EXERCISE DIRECTIONS =>
Check each line of the data below for the word "不能删除帐户", then extract the ones that have it.

DATA TO USE =>
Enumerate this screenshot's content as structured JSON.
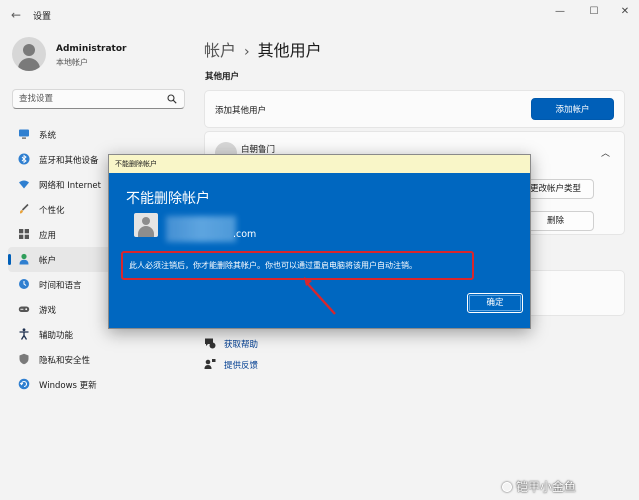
{
  "titlebar": {
    "back_glyph": "←",
    "app_title": "设置",
    "minimize_glyph": "—",
    "maximize_glyph": "☐",
    "close_glyph": "✕"
  },
  "profile": {
    "name": "Administrator",
    "subtitle": "本地帐户"
  },
  "search": {
    "placeholder": "查找设置"
  },
  "sidebar": {
    "items": [
      {
        "label": "系统",
        "icon": "monitor-icon"
      },
      {
        "label": "蓝牙和其他设备",
        "icon": "bluetooth-icon"
      },
      {
        "label": "网络和 Internet",
        "icon": "wifi-icon"
      },
      {
        "label": "个性化",
        "icon": "brush-icon"
      },
      {
        "label": "应用",
        "icon": "apps-icon"
      },
      {
        "label": "帐户",
        "icon": "person-icon",
        "active": true
      },
      {
        "label": "时间和语言",
        "icon": "clock-globe-icon"
      },
      {
        "label": "游戏",
        "icon": "gamepad-icon"
      },
      {
        "label": "辅助功能",
        "icon": "accessibility-icon"
      },
      {
        "label": "隐私和安全性",
        "icon": "shield-icon"
      },
      {
        "label": "Windows 更新",
        "icon": "update-icon"
      }
    ]
  },
  "main": {
    "breadcrumb_parent": "帐户",
    "breadcrumb_sep": "›",
    "breadcrumb_current": "其他用户",
    "section_title": "其他用户",
    "add_user_label": "添加其他用户",
    "add_account_button": "添加帐户",
    "user_name": "白朝鲁门",
    "change_type_button": "更改帐户类型",
    "delete_button": "删除",
    "chevron_glyph": "︿",
    "help_links": [
      {
        "label": "获取帮助",
        "icon": "help-chat-icon"
      },
      {
        "label": "提供反馈",
        "icon": "feedback-icon"
      }
    ]
  },
  "dialog": {
    "titlebar_text": "不能删除帐户",
    "heading": "不能删除帐户",
    "email_suffix": ".com",
    "message": "此人必须注销后，你才能删除其帐户。你也可以通过重启电脑将该用户自动注销。",
    "ok_button": "确定"
  },
  "watermark": {
    "text": "铠甲小金鱼"
  },
  "colors": {
    "accent": "#005fb8",
    "dialog_bg": "#0067c0",
    "highlight_red": "#d9262c"
  }
}
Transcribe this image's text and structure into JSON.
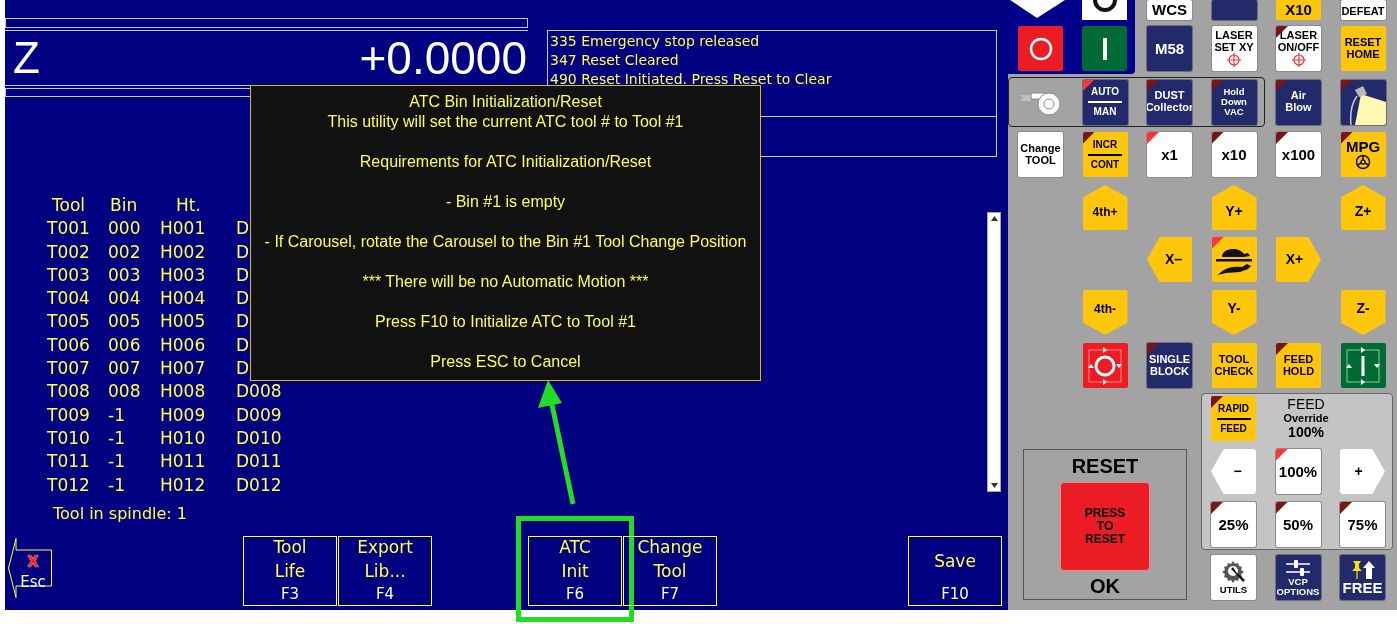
{
  "dro": {
    "axis": "Z",
    "value": "+0.0000"
  },
  "messages": [
    "335 Emergency stop released",
    "347 Reset Cleared",
    "490 Reset Initiated. Press Reset to Clear"
  ],
  "tool_table": {
    "columns": [
      "Tool",
      "Bin",
      "Ht."
    ],
    "rows": [
      [
        "T001",
        "000",
        "H001",
        "D"
      ],
      [
        "T002",
        "002",
        "H002",
        "D"
      ],
      [
        "T003",
        "003",
        "H003",
        "D"
      ],
      [
        "T004",
        "004",
        "H004",
        "D"
      ],
      [
        "T005",
        "005",
        "H005",
        "D"
      ],
      [
        "T006",
        "006",
        "H006",
        "D"
      ],
      [
        "T007",
        "007",
        "H007",
        "D"
      ],
      [
        "T008",
        "008",
        "H008",
        "D008"
      ],
      [
        "T009",
        "-1",
        "H009",
        "D009"
      ],
      [
        "T010",
        "-1",
        "H010",
        "D010"
      ],
      [
        "T011",
        "-1",
        "H011",
        "D011"
      ],
      [
        "T012",
        "-1",
        "H012",
        "D012"
      ]
    ]
  },
  "spindle_status": "Tool in spindle: 1",
  "dialog": {
    "paragraphs": [
      [
        "ATC Bin Initialization/Reset",
        "This utility will set the current ATC tool # to Tool #1"
      ],
      [
        "Requirements for ATC Initialization/Reset"
      ],
      [
        "- Bin #1 is empty"
      ],
      [
        "- If Carousel, rotate the Carousel to the Bin #1 Tool Change Position"
      ],
      [
        "*** There will be no Automatic Motion ***"
      ],
      [
        "Press F10 to Initialize ATC to Tool #1"
      ],
      [
        "Press ESC to Cancel"
      ]
    ]
  },
  "function_keys": [
    {
      "kind": "back",
      "mark": "X",
      "label": [
        "Esc"
      ],
      "highlighted": false
    },
    {
      "kind": "key",
      "label": [
        "Tool",
        "Life"
      ],
      "key": "F3",
      "highlighted": false
    },
    {
      "kind": "key",
      "label": [
        "Export",
        "Lib..."
      ],
      "key": "F4",
      "highlighted": false
    },
    {
      "kind": "key",
      "label": [
        "ATC",
        "Init"
      ],
      "key": "F6",
      "highlighted": true
    },
    {
      "kind": "key",
      "label": [
        "Change",
        "Tool"
      ],
      "key": "F7",
      "highlighted": false
    },
    {
      "kind": "key",
      "label": [
        "Save"
      ],
      "key": "F10",
      "highlighted": false
    }
  ],
  "panel": {
    "top_partial": [
      {
        "kind": "text",
        "lines": [
          "WCS"
        ]
      },
      {
        "kind": "plain"
      },
      {
        "kind": "text",
        "lines": [
          "X10"
        ]
      },
      {
        "kind": "text",
        "lines": [
          "DEFEAT"
        ]
      }
    ],
    "power": [
      {
        "kind": "icon"
      },
      {
        "kind": "icon"
      }
    ],
    "row_a": [
      {
        "kind": "text",
        "lines": [
          "M58"
        ]
      },
      {
        "kind": "text",
        "lines": [
          "LASER",
          "SET XY"
        ]
      },
      {
        "kind": "text",
        "lines": [
          "LASER",
          "ON/OFF"
        ],
        "led_on": false
      },
      {
        "kind": "text",
        "lines": [
          "RESET",
          "HOME"
        ]
      }
    ],
    "aux_group": [
      {
        "kind": "icon"
      },
      {
        "kind": "split",
        "lines": [
          "AUTO",
          "MAN"
        ],
        "led_on": true
      },
      {
        "kind": "text",
        "lines": [
          "DUST",
          "Collector"
        ],
        "led_on": false
      },
      {
        "kind": "text",
        "lines": [
          "Hold",
          "Down",
          "VAC"
        ],
        "led_on": false
      }
    ],
    "aux_extra": [
      {
        "kind": "text",
        "lines": [
          "Air",
          "Blow"
        ],
        "led_on": false
      },
      {
        "kind": "icon",
        "led_on": false
      }
    ],
    "row_b": [
      {
        "kind": "text",
        "lines": [
          "Change",
          "TOOL"
        ]
      },
      {
        "kind": "split",
        "lines": [
          "INCR",
          "CONT"
        ],
        "led_on": false
      },
      {
        "kind": "text",
        "lines": [
          "x1"
        ],
        "led_on": true
      },
      {
        "kind": "text",
        "lines": [
          "x10"
        ],
        "led_on": false
      },
      {
        "kind": "text",
        "lines": [
          "x100"
        ],
        "led_on": false
      },
      {
        "kind": "text",
        "lines": [
          "MPG"
        ],
        "led_on": false
      }
    ],
    "jog": [
      {
        "kind": "up",
        "lines": [
          "4th+"
        ]
      },
      {
        "kind": "up",
        "lines": [
          "Y+"
        ]
      },
      {
        "kind": "up",
        "lines": [
          "Z+"
        ]
      },
      {
        "kind": "left",
        "lines": [
          "X–"
        ]
      },
      {
        "kind": "icon",
        "led_on": true
      },
      {
        "kind": "right",
        "lines": [
          "X+"
        ]
      },
      {
        "kind": "down",
        "lines": [
          "4th-"
        ]
      },
      {
        "kind": "down",
        "lines": [
          "Y-"
        ]
      },
      {
        "kind": "down",
        "lines": [
          "Z-"
        ]
      }
    ],
    "cycle": [
      {
        "kind": "icon"
      },
      {
        "kind": "text",
        "lines": [
          "SINGLE",
          "BLOCK"
        ],
        "led_on": false
      },
      {
        "kind": "text",
        "lines": [
          "TOOL",
          "CHECK"
        ]
      },
      {
        "kind": "text",
        "lines": [
          "FEED",
          "HOLD"
        ],
        "led_on": false
      },
      {
        "kind": "icon"
      }
    ],
    "reset": {
      "title": "RESET",
      "button": [
        "PRESS",
        "TO",
        "RESET"
      ],
      "status": "OK"
    },
    "feed": {
      "rapid": {
        "kind": "split",
        "lines": [
          "RAPID",
          "FEED"
        ],
        "led_on": false
      },
      "title": "FEED",
      "subtitle": "Override",
      "value": "100%",
      "buttons": [
        {
          "kind": "left",
          "lines": [
            "−"
          ]
        },
        {
          "kind": "text",
          "lines": [
            "100%"
          ],
          "led_on": true
        },
        {
          "kind": "right",
          "lines": [
            "+"
          ]
        },
        {
          "kind": "text",
          "lines": [
            "25%"
          ],
          "led_on": false
        },
        {
          "kind": "text",
          "lines": [
            "50%"
          ],
          "led_on": false
        },
        {
          "kind": "text",
          "lines": [
            "75%"
          ],
          "led_on": false
        }
      ]
    },
    "utilities": [
      {
        "kind": "text",
        "lines": [
          "UTILS"
        ]
      },
      {
        "kind": "text",
        "lines": [
          "VCP",
          "OPTIONS"
        ]
      },
      {
        "kind": "text",
        "lines": [
          "FREE"
        ]
      }
    ]
  }
}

RIGHT ANSWER =>
    "titlebar_text": "不能删除帐户",
    "heading": "不能删除帐户",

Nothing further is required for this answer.